=== RECORDS TO PROCESS ===
########

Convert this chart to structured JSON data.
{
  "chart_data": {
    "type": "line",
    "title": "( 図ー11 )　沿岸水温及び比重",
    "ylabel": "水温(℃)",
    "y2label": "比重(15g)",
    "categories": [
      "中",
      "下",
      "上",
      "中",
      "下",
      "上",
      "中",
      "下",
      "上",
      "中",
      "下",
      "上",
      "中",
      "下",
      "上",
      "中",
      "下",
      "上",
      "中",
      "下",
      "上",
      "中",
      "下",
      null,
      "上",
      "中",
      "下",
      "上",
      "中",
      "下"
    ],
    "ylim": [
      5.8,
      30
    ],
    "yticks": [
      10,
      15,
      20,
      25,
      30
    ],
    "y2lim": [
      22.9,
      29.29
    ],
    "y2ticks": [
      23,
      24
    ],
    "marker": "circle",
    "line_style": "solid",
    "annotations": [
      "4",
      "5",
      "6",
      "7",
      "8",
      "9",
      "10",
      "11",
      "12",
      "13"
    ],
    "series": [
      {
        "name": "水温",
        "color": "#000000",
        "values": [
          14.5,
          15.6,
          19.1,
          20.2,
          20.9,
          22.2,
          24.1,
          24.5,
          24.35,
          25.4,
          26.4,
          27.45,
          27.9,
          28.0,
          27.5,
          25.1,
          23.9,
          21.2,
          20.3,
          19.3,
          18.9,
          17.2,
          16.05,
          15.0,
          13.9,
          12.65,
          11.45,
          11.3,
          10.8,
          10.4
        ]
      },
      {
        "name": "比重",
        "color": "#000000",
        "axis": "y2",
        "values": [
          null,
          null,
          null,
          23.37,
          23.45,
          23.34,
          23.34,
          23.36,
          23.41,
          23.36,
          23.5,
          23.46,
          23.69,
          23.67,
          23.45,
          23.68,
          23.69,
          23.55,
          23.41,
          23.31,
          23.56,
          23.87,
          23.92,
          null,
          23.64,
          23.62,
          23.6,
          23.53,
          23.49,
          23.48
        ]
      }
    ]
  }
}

########

=== BRIEF ===
Your task is to transcribe the listing above in full, exactly as given.

=== RESPONSE TO THE TASK ===
Convert this chart to structured JSON data.
{
  "chart_data": {
    "type": "line",
    "title": "( 図ー11 )　沿岸水温及び比重",
    "ylabel": "水温(℃)",
    "y2label": "比重(15g)",
    "categories": [
      "中",
      "下",
      "上",
      "中",
      "下",
      "上",
      "中",
      "下",
      "上",
      "中",
      "下",
      "上",
      "中",
      "下",
      "上",
      "中",
      "下",
      "上",
      "中",
      "下",
      "上",
      "中",
      "下",
      null,
      "上",
      "中",
      "下",
      "上",
      "中",
      "下"
    ],
    "ylim": [
      5.8,
      30
    ],
    "yticks": [
      10,
      15,
      20,
      25,
      30
    ],
    "y2lim": [
      22.9,
      29.29
    ],
    "y2ticks": [
      23,
      24
    ],
    "marker": "circle",
    "line_style": "solid",
    "annotations": [
      "4",
      "5",
      "6",
      "7",
      "8",
      "9",
      "10",
      "11",
      "12",
      "13"
    ],
    "series": [
      {
        "name": "水温",
        "color": "#000000",
        "values": [
          14.5,
          15.6,
          19.1,
          20.2,
          20.9,
          22.2,
          24.1,
          24.5,
          24.35,
          25.4,
          26.4,
          27.45,
          27.9,
          28.0,
          27.5,
          25.1,
          23.9,
          21.2,
          20.3,
          19.3,
          18.9,
          17.2,
          16.05,
          15.0,
          13.9,
          12.65,
          11.45,
          11.3,
          10.8,
          10.4
        ]
      },
      {
        "name": "比重",
        "color": "#000000",
        "axis": "y2",
        "values": [
          null,
          null,
          null,
          23.37,
          23.45,
          23.34,
          23.34,
          23.36,
          23.41,
          23.36,
          23.5,
          23.46,
          23.69,
          23.67,
          23.45,
          23.68,
          23.69,
          23.55,
          23.41,
          23.31,
          23.56,
          23.87,
          23.92,
          null,
          23.64,
          23.62,
          23.6,
          23.53,
          23.49,
          23.48
        ]
      }
    ]
  }
}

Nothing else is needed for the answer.